» **What the task asks**: Select lines where the word "method" appears.

Stored data
================================
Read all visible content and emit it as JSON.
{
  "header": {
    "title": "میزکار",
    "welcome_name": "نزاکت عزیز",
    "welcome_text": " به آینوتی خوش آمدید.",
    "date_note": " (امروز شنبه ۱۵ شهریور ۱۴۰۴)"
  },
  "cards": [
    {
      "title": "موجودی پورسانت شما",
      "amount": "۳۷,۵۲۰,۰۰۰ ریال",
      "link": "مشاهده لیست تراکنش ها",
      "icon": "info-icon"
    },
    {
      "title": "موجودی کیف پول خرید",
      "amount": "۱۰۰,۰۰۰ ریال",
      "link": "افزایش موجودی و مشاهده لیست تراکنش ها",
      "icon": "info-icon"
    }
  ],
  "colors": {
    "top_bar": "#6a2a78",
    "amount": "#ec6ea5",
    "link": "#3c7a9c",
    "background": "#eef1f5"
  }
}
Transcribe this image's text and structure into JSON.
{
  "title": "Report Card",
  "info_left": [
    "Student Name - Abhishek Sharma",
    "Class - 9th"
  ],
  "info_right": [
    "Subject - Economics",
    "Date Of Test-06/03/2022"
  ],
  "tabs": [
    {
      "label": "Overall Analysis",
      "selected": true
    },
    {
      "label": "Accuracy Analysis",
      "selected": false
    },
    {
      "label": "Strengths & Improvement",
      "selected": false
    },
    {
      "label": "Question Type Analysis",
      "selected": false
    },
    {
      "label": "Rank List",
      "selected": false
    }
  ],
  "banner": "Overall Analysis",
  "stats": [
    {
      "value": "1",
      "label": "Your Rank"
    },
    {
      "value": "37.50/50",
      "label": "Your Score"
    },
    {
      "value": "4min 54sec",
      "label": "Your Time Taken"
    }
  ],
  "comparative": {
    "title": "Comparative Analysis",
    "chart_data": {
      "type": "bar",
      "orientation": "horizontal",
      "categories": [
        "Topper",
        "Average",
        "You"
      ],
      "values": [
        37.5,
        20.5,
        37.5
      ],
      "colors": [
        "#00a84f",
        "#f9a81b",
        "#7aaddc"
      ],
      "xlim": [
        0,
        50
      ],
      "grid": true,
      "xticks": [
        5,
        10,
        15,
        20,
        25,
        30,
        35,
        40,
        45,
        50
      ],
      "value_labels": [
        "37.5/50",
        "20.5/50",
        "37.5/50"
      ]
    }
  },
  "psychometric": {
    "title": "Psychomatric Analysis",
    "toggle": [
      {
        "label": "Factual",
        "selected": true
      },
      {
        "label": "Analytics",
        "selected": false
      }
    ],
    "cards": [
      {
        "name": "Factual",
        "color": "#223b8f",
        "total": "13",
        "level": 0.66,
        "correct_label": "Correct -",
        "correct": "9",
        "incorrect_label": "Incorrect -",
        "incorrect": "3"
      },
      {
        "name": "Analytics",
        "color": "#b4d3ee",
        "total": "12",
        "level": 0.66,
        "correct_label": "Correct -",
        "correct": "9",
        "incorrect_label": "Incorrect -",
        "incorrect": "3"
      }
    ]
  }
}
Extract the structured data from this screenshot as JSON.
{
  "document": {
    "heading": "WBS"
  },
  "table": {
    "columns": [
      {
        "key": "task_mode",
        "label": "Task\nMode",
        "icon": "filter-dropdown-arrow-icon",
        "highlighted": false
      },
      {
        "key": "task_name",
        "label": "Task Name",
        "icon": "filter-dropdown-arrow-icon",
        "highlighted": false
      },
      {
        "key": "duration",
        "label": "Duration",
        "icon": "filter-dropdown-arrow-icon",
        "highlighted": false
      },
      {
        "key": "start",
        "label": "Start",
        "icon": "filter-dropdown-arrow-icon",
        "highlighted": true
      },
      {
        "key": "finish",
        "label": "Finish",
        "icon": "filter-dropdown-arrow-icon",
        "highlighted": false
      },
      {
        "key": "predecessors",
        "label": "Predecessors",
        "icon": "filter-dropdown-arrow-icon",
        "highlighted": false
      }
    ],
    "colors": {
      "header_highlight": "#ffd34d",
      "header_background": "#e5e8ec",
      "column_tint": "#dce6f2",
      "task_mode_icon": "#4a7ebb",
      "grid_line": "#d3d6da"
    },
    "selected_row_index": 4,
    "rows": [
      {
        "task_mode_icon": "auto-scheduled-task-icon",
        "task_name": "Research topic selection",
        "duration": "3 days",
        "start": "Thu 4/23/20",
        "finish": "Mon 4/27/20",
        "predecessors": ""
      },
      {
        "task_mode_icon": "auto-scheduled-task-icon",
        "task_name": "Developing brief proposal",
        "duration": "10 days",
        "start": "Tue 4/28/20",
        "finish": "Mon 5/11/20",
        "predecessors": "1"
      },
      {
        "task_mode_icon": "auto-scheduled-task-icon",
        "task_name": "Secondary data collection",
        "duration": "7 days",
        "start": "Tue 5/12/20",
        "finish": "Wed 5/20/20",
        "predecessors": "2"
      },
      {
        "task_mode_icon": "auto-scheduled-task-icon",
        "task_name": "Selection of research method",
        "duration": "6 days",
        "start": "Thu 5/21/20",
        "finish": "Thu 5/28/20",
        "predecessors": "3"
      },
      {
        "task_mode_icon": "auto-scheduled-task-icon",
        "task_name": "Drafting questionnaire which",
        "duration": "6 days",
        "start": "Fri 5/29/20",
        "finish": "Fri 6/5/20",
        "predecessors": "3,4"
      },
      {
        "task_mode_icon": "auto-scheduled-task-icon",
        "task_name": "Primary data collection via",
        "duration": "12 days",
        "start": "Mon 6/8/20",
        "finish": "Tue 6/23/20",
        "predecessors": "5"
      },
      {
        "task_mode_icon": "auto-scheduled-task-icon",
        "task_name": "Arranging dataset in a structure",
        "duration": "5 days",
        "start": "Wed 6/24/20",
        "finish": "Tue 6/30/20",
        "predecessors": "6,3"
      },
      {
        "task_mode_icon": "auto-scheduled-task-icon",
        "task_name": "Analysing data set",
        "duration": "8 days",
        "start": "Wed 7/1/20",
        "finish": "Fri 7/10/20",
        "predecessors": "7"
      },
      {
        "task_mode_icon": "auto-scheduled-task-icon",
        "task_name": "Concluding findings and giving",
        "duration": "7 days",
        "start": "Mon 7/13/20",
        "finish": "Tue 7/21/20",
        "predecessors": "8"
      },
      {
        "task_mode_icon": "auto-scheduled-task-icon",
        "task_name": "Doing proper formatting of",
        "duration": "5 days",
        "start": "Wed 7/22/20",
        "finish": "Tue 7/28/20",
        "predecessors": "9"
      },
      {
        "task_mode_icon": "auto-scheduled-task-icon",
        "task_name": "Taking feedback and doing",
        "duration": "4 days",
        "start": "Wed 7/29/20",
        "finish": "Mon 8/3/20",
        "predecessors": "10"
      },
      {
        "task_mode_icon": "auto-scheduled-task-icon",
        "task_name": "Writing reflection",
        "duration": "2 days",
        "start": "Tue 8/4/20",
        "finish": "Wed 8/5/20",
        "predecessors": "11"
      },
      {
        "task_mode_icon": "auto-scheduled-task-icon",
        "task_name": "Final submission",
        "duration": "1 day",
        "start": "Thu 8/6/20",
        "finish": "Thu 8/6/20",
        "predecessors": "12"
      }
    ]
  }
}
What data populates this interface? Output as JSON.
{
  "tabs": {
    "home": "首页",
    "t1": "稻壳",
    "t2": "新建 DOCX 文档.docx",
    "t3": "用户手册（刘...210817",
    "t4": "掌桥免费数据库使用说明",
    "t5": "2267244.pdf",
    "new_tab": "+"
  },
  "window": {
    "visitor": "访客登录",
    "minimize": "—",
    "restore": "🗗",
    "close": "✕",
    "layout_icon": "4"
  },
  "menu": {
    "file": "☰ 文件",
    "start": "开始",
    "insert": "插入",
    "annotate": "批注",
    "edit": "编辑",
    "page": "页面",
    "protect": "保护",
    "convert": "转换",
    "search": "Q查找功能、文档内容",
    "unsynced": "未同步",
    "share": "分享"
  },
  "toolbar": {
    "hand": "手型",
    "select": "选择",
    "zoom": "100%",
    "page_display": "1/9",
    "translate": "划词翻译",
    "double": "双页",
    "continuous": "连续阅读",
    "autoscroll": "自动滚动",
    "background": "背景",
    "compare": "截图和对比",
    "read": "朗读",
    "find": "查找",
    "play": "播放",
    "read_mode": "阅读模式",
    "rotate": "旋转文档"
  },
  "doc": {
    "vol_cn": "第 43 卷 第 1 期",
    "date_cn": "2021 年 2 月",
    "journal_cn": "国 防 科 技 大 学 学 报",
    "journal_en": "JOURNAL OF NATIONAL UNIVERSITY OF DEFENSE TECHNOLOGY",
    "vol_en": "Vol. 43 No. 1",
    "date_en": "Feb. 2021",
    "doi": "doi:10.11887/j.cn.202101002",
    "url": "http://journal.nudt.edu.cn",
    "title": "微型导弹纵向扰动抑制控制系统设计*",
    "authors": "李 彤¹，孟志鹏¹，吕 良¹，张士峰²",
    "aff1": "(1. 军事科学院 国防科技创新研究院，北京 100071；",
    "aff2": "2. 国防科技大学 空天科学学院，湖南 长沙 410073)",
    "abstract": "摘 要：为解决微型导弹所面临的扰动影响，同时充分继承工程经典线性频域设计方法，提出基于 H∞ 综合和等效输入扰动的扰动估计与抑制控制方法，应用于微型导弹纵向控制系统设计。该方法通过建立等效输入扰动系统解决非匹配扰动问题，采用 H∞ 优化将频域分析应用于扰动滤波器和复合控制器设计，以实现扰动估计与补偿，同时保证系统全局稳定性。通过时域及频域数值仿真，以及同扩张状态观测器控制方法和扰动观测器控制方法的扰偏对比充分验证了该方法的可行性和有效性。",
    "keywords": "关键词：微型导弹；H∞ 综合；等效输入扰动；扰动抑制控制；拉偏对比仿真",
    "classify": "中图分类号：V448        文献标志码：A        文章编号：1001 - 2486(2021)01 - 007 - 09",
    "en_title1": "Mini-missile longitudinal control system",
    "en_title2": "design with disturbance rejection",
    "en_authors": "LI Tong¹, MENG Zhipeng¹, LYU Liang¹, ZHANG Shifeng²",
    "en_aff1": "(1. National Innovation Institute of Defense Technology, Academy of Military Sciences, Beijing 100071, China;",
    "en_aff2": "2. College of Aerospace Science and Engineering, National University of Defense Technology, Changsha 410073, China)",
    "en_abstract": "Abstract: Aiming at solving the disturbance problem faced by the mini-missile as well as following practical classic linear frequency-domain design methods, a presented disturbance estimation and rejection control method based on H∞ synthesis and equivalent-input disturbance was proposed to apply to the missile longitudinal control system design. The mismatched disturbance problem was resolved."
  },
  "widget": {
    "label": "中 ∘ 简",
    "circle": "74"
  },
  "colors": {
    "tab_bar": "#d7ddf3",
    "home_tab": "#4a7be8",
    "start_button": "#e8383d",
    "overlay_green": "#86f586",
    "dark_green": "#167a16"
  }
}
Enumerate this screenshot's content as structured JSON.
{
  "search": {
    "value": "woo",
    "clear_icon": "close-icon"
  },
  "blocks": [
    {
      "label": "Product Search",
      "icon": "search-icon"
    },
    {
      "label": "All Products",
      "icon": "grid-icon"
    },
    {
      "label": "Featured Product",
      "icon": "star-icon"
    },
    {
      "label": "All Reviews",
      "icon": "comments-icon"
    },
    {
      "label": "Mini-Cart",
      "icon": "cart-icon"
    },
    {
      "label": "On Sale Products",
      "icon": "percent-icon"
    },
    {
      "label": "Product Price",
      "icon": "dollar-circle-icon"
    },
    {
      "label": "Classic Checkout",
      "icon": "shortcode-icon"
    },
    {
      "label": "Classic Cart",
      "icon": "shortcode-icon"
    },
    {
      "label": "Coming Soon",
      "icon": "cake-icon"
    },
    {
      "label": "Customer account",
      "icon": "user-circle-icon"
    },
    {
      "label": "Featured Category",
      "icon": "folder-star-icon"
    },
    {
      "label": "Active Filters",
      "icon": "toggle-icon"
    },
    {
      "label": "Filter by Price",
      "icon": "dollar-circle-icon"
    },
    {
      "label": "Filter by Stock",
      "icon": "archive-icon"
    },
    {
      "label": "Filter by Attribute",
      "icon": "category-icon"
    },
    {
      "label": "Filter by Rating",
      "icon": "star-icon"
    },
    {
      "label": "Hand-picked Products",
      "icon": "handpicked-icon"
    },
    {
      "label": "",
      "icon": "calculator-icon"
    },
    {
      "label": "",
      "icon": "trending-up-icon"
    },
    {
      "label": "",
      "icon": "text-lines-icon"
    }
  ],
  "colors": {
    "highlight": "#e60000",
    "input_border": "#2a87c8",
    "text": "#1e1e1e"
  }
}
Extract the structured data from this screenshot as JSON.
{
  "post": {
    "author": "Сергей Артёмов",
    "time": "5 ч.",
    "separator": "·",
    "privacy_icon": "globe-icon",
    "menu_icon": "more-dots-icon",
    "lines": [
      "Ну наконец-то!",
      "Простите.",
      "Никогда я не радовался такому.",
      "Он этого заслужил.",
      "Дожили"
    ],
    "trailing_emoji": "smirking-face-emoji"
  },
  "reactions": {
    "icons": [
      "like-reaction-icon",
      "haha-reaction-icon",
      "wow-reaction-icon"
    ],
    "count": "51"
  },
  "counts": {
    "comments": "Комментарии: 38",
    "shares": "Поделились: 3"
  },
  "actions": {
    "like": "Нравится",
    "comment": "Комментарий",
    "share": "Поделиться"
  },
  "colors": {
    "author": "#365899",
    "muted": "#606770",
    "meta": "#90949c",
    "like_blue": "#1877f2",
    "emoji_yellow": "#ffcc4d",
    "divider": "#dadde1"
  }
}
================================
» **Result of this task**:
        "task_name": "Selection of research method",
    "en_abstract": "Abstract: Aiming at solving the disturbance problem faced by the mini-missile as well as following practical classic linear frequency-domain design methods, a presented disturbance estimation and rejection control method based on H∞ synthesis and equivalent-input disturbance was proposed to apply to the missile longitudinal control system design. The mismatched disturbance problem was resolved."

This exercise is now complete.